Data records:
....................

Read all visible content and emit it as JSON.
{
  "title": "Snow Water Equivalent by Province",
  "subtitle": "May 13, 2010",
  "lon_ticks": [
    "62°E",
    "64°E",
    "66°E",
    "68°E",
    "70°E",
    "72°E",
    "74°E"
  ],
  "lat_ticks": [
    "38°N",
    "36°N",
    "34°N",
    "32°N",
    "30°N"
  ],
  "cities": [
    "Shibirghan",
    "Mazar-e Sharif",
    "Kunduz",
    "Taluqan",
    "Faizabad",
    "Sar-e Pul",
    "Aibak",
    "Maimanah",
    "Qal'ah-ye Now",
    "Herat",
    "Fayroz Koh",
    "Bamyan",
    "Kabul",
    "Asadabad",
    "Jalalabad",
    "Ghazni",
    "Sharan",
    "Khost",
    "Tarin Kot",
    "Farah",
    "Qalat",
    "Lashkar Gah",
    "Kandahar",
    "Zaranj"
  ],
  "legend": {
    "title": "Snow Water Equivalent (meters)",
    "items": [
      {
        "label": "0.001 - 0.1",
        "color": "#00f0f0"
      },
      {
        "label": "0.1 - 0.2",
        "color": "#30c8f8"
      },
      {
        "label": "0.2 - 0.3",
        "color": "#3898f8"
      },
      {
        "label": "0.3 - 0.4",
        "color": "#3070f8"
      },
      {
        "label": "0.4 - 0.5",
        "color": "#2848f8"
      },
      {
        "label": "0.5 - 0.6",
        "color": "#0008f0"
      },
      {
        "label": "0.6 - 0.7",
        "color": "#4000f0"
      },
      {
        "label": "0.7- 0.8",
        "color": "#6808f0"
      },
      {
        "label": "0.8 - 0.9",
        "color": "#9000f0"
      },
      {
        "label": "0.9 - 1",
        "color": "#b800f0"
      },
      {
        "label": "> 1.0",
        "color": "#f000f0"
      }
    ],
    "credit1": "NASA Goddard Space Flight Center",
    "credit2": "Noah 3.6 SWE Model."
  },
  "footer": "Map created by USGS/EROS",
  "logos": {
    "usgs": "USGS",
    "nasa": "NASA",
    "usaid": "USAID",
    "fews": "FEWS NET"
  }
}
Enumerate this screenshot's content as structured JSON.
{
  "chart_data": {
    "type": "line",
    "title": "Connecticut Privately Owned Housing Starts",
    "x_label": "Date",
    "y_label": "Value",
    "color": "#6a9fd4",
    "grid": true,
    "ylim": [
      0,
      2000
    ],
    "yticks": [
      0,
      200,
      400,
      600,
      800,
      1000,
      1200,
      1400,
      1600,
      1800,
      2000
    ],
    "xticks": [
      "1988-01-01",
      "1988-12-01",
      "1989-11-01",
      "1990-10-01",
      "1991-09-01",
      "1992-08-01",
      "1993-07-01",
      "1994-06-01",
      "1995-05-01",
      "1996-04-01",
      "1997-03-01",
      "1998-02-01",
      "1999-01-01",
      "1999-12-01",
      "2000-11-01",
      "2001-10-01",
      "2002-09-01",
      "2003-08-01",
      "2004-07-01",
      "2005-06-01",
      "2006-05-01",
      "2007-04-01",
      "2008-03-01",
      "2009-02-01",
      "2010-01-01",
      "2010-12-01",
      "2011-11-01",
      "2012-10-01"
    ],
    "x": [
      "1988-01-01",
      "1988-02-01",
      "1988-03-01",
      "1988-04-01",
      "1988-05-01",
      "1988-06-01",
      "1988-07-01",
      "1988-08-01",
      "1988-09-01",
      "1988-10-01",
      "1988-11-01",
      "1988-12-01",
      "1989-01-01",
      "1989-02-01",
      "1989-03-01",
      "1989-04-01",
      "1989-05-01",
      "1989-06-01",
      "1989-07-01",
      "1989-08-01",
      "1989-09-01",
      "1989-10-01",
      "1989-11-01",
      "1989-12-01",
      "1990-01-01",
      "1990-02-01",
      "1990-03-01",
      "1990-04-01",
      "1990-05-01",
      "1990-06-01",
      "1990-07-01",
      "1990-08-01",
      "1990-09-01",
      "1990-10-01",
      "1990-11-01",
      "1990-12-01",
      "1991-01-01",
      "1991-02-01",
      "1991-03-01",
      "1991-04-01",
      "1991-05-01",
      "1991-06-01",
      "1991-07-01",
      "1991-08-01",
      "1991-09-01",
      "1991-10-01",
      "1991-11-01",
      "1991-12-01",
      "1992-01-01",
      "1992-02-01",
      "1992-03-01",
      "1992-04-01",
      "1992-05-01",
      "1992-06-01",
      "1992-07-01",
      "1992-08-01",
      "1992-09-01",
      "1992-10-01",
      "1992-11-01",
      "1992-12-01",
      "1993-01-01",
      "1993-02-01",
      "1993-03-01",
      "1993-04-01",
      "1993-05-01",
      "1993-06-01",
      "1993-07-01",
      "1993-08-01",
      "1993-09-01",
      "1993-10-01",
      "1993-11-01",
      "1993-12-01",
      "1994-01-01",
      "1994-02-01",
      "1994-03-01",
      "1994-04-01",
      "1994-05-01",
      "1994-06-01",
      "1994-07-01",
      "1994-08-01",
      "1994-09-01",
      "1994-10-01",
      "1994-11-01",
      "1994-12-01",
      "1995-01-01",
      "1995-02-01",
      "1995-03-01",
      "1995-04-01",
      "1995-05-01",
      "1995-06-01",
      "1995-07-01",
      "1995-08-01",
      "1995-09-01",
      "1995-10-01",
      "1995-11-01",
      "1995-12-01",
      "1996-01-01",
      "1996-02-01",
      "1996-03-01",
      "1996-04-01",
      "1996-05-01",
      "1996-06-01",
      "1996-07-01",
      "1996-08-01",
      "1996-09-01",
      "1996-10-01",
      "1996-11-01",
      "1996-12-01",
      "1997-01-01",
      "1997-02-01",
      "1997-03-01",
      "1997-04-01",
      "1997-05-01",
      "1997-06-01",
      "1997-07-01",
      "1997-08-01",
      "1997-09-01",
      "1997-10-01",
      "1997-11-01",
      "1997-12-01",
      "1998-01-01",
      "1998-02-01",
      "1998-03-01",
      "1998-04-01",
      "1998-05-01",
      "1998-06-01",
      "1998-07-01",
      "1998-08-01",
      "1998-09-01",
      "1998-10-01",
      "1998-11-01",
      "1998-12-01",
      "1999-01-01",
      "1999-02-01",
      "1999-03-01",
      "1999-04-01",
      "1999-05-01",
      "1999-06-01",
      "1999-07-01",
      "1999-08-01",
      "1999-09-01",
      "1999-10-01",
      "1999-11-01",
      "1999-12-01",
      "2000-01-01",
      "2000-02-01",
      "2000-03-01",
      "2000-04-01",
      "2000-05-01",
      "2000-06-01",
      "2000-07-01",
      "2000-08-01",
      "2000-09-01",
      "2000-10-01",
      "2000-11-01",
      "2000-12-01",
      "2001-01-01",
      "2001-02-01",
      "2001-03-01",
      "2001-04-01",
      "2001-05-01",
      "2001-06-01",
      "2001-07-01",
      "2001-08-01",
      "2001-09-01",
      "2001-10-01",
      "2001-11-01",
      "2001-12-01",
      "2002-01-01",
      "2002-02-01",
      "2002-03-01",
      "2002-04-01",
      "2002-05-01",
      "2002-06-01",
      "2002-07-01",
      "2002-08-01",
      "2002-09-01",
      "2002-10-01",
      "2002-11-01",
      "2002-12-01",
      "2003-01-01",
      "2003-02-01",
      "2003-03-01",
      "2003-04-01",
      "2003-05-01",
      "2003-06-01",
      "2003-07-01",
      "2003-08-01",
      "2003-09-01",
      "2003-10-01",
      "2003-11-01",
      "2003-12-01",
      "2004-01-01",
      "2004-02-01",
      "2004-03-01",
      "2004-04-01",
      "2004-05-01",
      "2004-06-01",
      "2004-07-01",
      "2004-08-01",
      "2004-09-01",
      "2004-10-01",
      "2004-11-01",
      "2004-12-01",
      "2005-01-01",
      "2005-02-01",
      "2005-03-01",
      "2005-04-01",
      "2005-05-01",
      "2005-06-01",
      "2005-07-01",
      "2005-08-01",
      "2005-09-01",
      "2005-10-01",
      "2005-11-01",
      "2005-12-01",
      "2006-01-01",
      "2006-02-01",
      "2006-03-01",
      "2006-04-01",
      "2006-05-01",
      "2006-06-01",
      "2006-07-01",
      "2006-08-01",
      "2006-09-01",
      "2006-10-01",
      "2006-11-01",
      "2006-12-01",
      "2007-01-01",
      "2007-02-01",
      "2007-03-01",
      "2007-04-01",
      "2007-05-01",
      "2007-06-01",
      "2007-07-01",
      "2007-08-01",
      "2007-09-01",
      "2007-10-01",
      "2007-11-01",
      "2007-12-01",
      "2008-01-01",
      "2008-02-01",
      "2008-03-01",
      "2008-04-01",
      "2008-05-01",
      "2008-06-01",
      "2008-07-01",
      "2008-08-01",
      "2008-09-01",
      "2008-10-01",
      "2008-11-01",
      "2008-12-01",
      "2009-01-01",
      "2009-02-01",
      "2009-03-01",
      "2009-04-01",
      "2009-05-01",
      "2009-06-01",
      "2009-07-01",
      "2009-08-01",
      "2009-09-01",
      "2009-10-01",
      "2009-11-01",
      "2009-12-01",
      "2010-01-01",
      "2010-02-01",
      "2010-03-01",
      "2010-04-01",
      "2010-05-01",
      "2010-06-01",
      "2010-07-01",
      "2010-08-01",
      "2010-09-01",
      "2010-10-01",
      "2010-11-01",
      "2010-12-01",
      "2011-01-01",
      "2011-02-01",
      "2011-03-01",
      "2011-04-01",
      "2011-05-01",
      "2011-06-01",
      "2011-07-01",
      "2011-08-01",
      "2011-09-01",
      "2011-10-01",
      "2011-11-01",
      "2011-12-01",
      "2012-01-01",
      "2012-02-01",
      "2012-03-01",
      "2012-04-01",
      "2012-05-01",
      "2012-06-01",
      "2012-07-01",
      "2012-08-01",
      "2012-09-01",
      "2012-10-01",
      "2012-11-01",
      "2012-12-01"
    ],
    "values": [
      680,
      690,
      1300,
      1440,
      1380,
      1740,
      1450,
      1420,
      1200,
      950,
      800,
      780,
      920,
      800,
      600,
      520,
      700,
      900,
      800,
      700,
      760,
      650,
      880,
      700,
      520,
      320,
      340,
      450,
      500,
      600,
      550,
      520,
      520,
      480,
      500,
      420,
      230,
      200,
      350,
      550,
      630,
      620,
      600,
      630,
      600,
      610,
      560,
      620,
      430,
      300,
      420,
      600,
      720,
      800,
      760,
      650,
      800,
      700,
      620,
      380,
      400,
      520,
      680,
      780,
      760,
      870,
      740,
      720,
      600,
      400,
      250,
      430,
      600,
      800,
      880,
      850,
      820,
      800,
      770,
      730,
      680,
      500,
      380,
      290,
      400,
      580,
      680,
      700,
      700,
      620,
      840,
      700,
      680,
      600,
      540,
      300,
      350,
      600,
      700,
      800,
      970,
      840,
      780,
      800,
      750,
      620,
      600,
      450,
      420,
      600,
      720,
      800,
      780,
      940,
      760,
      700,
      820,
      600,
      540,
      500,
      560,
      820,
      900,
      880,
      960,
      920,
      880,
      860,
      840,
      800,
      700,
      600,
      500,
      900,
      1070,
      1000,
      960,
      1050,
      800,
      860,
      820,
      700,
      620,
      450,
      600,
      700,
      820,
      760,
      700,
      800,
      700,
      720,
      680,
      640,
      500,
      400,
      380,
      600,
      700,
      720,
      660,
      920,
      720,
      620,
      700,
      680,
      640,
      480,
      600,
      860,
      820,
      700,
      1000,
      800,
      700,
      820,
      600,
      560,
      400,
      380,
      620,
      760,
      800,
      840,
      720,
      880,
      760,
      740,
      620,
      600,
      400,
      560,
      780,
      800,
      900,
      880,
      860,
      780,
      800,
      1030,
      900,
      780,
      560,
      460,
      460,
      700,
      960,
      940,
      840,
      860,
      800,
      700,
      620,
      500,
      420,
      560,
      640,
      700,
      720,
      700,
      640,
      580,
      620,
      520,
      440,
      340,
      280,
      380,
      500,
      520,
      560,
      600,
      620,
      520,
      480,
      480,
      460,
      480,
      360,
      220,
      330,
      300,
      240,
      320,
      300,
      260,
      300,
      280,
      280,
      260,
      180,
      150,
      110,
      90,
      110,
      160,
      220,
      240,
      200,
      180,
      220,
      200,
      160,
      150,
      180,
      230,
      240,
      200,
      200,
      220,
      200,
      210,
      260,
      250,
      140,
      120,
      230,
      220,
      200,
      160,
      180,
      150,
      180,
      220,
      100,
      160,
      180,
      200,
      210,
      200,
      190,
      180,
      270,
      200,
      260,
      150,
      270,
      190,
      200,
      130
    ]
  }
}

....................

JOB: Your answer should be one number: the count of lines in the data above that include the word "content".

REPLY: 2